Some records
——

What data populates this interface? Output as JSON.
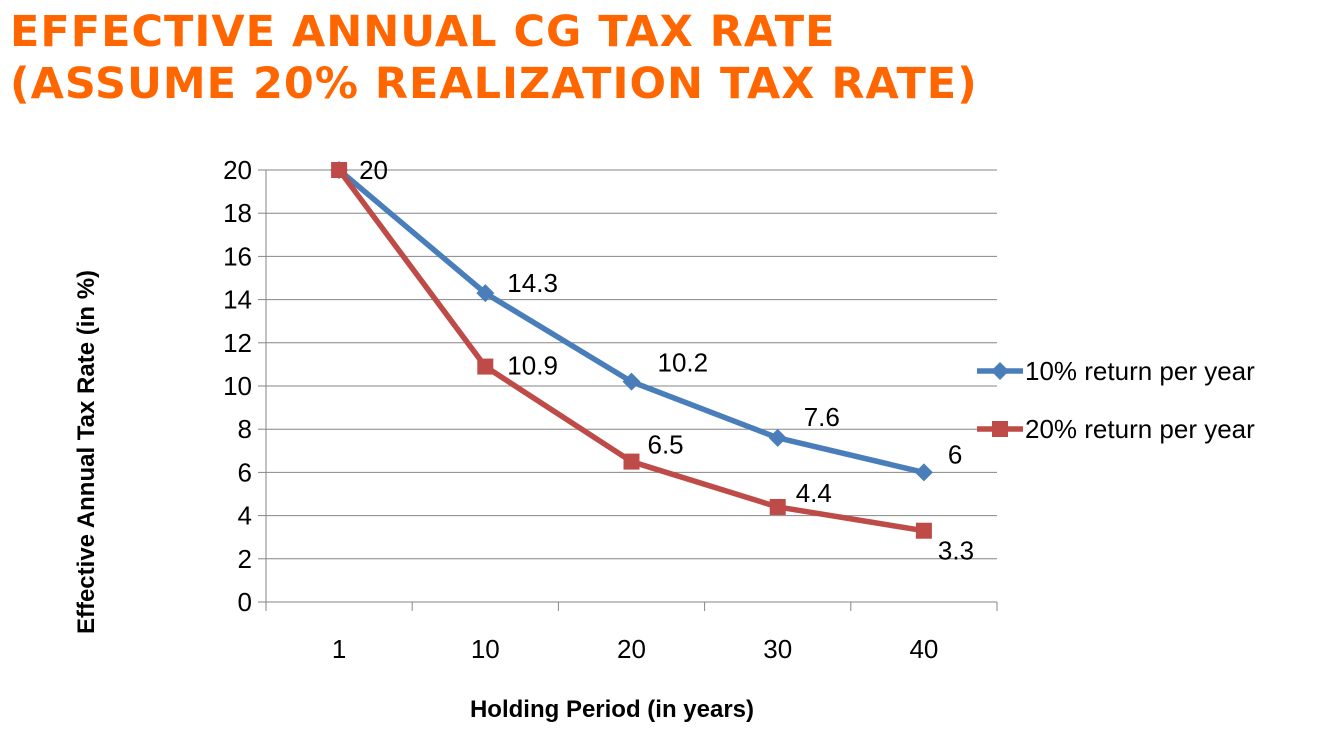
{
  "title_lines": [
    "EFFECTIVE ANNUAL CG TAX RATE",
    "(ASSUME 20% REALIZATION TAX RATE)"
  ],
  "chart_data": {
    "type": "line",
    "categories": [
      "1",
      "10",
      "20",
      "30",
      "40"
    ],
    "series": [
      {
        "name": "10% return per year",
        "values": [
          20,
          14.3,
          10.2,
          7.6,
          6
        ],
        "labels": [
          "20",
          "14.3",
          "10.2",
          "7.6",
          "6"
        ],
        "color": "#4a7ebb",
        "marker": "diamond"
      },
      {
        "name": "20% return per year",
        "values": [
          20,
          10.9,
          6.5,
          4.4,
          3.3
        ],
        "labels": [
          "20",
          "10.9",
          "6.5",
          "4.4",
          "3.3"
        ],
        "color": "#be4b48",
        "marker": "square"
      }
    ],
    "xlabel": "Holding Period (in years)",
    "ylabel": "Effective Annual Tax Rate (in %)",
    "ylim": [
      0,
      20
    ],
    "yticks": [
      "0",
      "2",
      "4",
      "6",
      "8",
      "10",
      "12",
      "14",
      "16",
      "18",
      "20"
    ],
    "grid": true,
    "legend_position": "right"
  }
}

——

| REQUIRED WORK |
Without the pictures, transcribe the listing above exactly.

| THE ANSWER |
What data populates this interface? Output as JSON.
{
  "title_lines": [
    "EFFECTIVE ANNUAL CG TAX RATE",
    "(ASSUME 20% REALIZATION TAX RATE)"
  ],
  "chart_data": {
    "type": "line",
    "categories": [
      "1",
      "10",
      "20",
      "30",
      "40"
    ],
    "series": [
      {
        "name": "10% return per year",
        "values": [
          20,
          14.3,
          10.2,
          7.6,
          6
        ],
        "labels": [
          "20",
          "14.3",
          "10.2",
          "7.6",
          "6"
        ],
        "color": "#4a7ebb",
        "marker": "diamond"
      },
      {
        "name": "20% return per year",
        "values": [
          20,
          10.9,
          6.5,
          4.4,
          3.3
        ],
        "labels": [
          "20",
          "10.9",
          "6.5",
          "4.4",
          "3.3"
        ],
        "color": "#be4b48",
        "marker": "square"
      }
    ],
    "xlabel": "Holding Period (in years)",
    "ylabel": "Effective Annual Tax Rate (in %)",
    "ylim": [
      0,
      20
    ],
    "yticks": [
      "0",
      "2",
      "4",
      "6",
      "8",
      "10",
      "12",
      "14",
      "16",
      "18",
      "20"
    ],
    "grid": true,
    "legend_position": "right"
  }
}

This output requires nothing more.